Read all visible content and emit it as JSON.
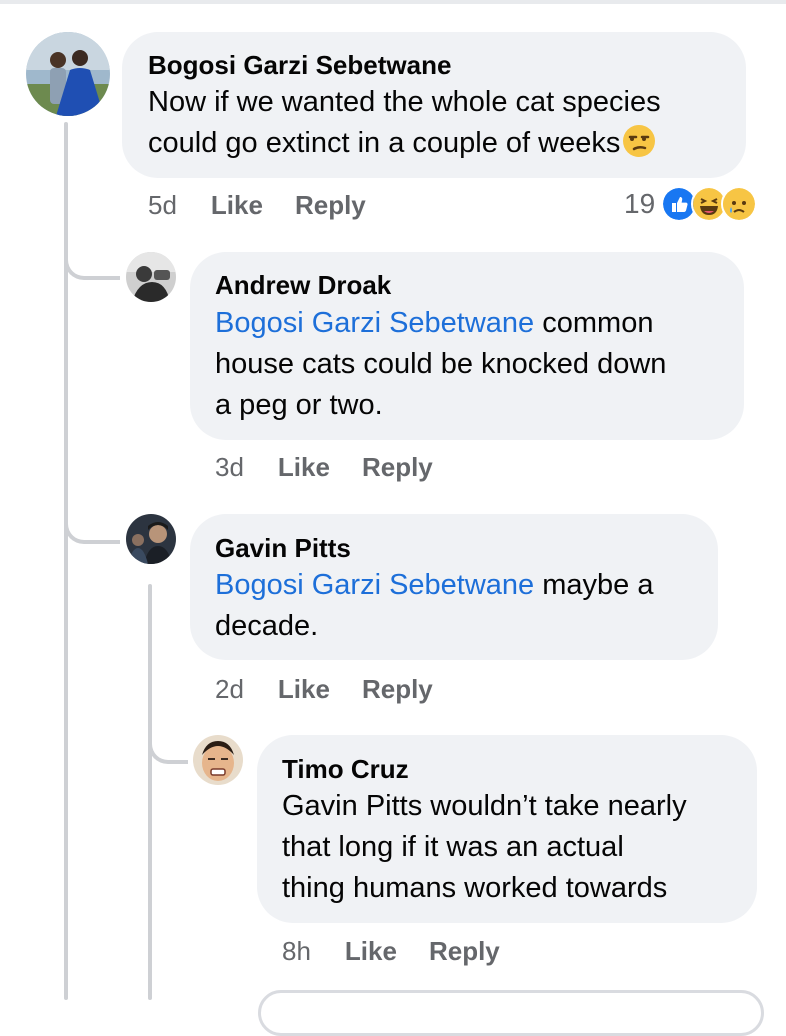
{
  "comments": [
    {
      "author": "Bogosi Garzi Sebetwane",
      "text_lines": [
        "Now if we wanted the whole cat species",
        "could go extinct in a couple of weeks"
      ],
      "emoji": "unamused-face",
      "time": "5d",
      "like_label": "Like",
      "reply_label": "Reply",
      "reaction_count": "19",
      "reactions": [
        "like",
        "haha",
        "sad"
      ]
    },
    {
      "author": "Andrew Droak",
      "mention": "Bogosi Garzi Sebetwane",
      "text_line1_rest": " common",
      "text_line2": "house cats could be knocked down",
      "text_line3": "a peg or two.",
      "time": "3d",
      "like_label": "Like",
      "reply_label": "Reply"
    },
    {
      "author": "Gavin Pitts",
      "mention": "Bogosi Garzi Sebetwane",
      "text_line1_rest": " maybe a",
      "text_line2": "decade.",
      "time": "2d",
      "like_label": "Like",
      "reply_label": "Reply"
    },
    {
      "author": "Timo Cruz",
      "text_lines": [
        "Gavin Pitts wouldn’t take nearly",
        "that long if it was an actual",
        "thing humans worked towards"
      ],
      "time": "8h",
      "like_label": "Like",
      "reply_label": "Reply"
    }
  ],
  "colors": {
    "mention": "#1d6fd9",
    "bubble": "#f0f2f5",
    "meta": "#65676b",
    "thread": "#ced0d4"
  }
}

· · · · ·

Directions => Reproduce the entries exactly. Do not carry over any picture.

Reply to the exercise =>
Read all visible content and emit it as JSON.
{
  "comments": [
    {
      "author": "Bogosi Garzi Sebetwane",
      "text_lines": [
        "Now if we wanted the whole cat species",
        "could go extinct in a couple of weeks"
      ],
      "emoji": "unamused-face",
      "time": "5d",
      "like_label": "Like",
      "reply_label": "Reply",
      "reaction_count": "19",
      "reactions": [
        "like",
        "haha",
        "sad"
      ]
    },
    {
      "author": "Andrew Droak",
      "mention": "Bogosi Garzi Sebetwane",
      "text_line1_rest": " common",
      "text_line2": "house cats could be knocked down",
      "text_line3": "a peg or two.",
      "time": "3d",
      "like_label": "Like",
      "reply_label": "Reply"
    },
    {
      "author": "Gavin Pitts",
      "mention": "Bogosi Garzi Sebetwane",
      "text_line1_rest": " maybe a",
      "text_line2": "decade.",
      "time": "2d",
      "like_label": "Like",
      "reply_label": "Reply"
    },
    {
      "author": "Timo Cruz",
      "text_lines": [
        "Gavin Pitts wouldn’t take nearly",
        "that long if it was an actual",
        "thing humans worked towards"
      ],
      "time": "8h",
      "like_label": "Like",
      "reply_label": "Reply"
    }
  ],
  "colors": {
    "mention": "#1d6fd9",
    "bubble": "#f0f2f5",
    "meta": "#65676b",
    "thread": "#ced0d4"
  }
}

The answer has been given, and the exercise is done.